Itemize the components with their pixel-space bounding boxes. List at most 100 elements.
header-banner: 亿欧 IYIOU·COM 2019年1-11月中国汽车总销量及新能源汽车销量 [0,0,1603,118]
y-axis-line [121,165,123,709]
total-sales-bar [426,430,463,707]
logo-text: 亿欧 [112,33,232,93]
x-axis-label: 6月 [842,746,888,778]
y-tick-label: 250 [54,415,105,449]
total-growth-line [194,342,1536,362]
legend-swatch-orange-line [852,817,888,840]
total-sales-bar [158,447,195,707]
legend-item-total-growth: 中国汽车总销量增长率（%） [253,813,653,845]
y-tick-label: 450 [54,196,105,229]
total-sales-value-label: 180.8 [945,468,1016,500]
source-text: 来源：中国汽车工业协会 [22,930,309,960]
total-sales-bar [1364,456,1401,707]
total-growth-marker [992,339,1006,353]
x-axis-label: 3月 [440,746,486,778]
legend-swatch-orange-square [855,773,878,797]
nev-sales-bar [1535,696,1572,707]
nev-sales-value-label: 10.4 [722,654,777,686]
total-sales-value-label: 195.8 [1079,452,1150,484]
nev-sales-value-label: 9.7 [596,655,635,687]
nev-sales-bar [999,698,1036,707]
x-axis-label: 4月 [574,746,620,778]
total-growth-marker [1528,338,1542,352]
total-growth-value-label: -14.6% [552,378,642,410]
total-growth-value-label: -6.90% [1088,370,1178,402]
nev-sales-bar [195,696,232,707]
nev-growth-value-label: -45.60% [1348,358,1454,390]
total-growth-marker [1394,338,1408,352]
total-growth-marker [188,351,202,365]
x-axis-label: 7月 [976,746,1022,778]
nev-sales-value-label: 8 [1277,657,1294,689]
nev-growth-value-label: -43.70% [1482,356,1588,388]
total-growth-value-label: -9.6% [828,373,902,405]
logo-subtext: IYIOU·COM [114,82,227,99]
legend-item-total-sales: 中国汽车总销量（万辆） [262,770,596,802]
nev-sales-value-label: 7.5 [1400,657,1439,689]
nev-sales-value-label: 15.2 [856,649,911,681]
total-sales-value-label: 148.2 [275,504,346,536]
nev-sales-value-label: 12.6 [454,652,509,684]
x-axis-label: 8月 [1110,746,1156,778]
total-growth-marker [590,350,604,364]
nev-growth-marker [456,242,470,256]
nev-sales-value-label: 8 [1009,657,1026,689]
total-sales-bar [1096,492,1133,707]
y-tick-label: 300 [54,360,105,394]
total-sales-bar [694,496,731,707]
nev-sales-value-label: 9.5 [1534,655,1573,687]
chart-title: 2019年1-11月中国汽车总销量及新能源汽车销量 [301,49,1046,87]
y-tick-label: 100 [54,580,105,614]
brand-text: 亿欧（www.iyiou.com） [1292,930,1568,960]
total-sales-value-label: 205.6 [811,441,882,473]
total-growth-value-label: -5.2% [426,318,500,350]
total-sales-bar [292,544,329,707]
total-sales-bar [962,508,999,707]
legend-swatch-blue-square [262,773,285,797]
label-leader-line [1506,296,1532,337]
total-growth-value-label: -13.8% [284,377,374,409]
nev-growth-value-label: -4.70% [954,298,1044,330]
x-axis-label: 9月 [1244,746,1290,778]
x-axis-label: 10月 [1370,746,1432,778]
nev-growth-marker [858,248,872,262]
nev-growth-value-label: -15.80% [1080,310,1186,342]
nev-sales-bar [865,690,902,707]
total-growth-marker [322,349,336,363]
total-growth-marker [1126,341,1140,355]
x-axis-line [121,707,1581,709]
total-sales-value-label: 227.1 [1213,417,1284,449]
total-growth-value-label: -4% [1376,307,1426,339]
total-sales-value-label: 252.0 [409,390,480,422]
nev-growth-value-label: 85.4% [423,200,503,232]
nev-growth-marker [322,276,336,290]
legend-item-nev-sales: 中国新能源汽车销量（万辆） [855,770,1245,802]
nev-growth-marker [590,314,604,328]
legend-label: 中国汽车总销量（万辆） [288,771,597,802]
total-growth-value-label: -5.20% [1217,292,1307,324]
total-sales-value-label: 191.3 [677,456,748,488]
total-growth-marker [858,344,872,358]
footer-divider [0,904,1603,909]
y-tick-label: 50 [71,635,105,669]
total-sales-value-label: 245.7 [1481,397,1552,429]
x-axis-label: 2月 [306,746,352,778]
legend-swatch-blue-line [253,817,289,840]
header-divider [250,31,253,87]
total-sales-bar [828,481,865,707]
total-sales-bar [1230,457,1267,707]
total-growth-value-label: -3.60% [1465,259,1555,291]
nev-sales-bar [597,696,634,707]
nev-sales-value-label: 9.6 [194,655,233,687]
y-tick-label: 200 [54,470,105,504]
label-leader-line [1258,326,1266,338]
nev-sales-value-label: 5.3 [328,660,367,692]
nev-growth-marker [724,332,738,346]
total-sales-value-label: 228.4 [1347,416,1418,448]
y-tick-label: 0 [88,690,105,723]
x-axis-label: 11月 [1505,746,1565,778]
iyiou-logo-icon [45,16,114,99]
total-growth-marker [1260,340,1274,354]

→ What you should do:
Return the lines running from the start of the entries through the line that contains "nev-growth-value-label: -43.70% [1482,356,1588,388]", inclusive, reproducing each one verbatim.

→ Finished exercise:
Itemize the components with their pixel-space bounding boxes. List at most 100 elements.
header-banner: 亿欧 IYIOU·COM 2019年1-11月中国汽车总销量及新能源汽车销量 [0,0,1603,118]
y-axis-line [121,165,123,709]
total-sales-bar [426,430,463,707]
logo-text: 亿欧 [112,33,232,93]
x-axis-label: 6月 [842,746,888,778]
y-tick-label: 250 [54,415,105,449]
total-growth-line [194,342,1536,362]
legend-swatch-orange-line [852,817,888,840]
total-sales-bar [158,447,195,707]
legend-item-total-growth: 中国汽车总销量增长率（%） [253,813,653,845]
y-tick-label: 450 [54,196,105,229]
total-sales-value-label: 180.8 [945,468,1016,500]
source-text: 来源：中国汽车工业协会 [22,930,309,960]
total-sales-bar [1364,456,1401,707]
total-growth-marker [992,339,1006,353]
x-axis-label: 3月 [440,746,486,778]
legend-swatch-orange-square [855,773,878,797]
nev-sales-bar [1535,696,1572,707]
nev-sales-value-label: 10.4 [722,654,777,686]
total-sales-value-label: 195.8 [1079,452,1150,484]
nev-sales-value-label: 9.7 [596,655,635,687]
nev-sales-bar [999,698,1036,707]
x-axis-label: 4月 [574,746,620,778]
total-growth-marker [1528,338,1542,352]
total-growth-value-label: -14.6% [552,378,642,410]
total-growth-value-label: -6.90% [1088,370,1178,402]
nev-sales-bar [195,696,232,707]
nev-growth-value-label: -45.60% [1348,358,1454,390]
total-growth-marker [1394,338,1408,352]
total-growth-marker [188,351,202,365]
x-axis-label: 7月 [976,746,1022,778]
nev-sales-value-label: 8 [1277,657,1294,689]
nev-growth-value-label: -43.70% [1482,356,1588,388]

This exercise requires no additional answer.